What you will do
Please pull out every line of the material below that contains the string "schedule", and copy each one in full.

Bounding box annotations
********
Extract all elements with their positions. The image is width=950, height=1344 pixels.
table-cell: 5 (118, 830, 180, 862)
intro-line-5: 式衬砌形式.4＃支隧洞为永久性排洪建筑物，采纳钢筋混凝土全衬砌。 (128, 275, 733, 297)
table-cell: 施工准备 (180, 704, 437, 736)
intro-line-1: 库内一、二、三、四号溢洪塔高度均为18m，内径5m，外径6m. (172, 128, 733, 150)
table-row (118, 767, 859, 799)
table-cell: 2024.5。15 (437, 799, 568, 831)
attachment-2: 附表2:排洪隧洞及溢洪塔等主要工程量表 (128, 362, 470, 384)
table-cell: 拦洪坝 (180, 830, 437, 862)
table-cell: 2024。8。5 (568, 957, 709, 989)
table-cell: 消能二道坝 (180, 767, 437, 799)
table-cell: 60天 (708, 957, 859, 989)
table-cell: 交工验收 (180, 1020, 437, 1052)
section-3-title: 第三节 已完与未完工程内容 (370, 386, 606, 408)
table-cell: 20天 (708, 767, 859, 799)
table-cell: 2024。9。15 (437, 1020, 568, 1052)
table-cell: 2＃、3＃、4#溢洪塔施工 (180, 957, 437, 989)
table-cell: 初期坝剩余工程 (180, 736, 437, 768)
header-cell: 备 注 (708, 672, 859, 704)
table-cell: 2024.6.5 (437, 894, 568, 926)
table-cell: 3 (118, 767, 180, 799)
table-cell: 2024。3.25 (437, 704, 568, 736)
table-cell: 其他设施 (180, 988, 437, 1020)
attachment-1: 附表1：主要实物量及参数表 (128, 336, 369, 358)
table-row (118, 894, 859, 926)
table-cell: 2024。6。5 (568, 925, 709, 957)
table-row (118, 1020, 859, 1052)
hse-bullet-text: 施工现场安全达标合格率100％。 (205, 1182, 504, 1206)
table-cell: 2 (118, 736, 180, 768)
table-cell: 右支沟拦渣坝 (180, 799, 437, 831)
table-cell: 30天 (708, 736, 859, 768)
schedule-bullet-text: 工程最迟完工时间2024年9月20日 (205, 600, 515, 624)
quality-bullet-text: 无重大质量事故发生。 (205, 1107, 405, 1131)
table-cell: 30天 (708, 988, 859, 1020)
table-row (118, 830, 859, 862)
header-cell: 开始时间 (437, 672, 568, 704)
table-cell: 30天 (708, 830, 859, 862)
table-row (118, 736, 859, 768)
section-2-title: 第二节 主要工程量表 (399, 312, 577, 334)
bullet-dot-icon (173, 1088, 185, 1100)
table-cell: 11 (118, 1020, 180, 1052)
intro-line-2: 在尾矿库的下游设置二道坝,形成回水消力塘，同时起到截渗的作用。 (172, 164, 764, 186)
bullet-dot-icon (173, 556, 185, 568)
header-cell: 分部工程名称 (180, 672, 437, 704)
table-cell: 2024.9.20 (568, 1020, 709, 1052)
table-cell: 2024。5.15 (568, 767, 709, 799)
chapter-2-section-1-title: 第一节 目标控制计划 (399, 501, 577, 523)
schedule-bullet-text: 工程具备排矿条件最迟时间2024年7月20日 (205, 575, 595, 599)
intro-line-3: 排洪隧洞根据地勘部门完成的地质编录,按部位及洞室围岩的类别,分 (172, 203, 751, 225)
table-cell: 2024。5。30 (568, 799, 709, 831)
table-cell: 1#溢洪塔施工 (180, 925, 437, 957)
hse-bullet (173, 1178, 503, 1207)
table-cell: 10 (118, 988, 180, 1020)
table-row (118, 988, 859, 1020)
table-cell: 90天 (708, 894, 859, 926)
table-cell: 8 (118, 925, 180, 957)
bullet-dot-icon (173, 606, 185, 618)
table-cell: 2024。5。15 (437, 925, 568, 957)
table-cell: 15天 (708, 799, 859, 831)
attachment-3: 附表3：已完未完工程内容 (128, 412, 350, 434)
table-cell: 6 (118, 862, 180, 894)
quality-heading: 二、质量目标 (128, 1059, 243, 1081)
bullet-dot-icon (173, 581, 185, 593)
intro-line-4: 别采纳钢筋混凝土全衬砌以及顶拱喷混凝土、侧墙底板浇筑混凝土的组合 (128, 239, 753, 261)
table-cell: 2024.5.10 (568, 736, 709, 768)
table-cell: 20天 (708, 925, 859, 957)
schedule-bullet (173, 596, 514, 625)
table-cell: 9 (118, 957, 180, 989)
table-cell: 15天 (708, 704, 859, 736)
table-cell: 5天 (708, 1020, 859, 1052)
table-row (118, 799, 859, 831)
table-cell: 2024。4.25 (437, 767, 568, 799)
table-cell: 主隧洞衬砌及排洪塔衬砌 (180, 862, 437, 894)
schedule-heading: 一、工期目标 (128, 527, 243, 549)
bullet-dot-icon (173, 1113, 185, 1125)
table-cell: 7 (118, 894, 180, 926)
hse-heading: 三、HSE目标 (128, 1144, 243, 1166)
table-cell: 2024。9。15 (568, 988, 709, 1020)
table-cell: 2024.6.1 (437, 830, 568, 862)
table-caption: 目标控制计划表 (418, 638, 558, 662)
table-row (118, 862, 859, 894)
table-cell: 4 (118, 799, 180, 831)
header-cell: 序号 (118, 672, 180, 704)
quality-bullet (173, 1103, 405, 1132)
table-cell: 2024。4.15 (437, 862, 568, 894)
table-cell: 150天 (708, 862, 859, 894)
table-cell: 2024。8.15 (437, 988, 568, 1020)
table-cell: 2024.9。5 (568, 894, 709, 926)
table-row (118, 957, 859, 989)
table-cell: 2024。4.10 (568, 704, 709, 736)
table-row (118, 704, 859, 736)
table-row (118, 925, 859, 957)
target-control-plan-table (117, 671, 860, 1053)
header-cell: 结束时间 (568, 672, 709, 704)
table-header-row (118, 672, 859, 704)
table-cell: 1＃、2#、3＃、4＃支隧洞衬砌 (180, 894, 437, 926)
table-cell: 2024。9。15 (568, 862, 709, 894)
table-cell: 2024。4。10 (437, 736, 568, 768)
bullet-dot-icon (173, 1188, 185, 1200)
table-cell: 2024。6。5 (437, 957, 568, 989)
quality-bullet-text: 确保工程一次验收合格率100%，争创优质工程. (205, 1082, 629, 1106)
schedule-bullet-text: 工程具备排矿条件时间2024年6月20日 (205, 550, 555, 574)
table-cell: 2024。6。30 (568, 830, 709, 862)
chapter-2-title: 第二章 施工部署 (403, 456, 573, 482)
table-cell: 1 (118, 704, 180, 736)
********
Task solution
schedule-bullet-text: 工程最迟完工时间2024年9月20日 (205, 600, 515, 624)
schedule-bullet-text: 工程具备排矿条件最迟时间2024年7月20日 (205, 575, 595, 599)
schedule-bullet (173, 596, 514, 625)
schedule-heading: 一、工期目标 (128, 527, 243, 549)
schedule-bullet-text: 工程具备排矿条件时间2024年6月20日 (205, 550, 555, 574)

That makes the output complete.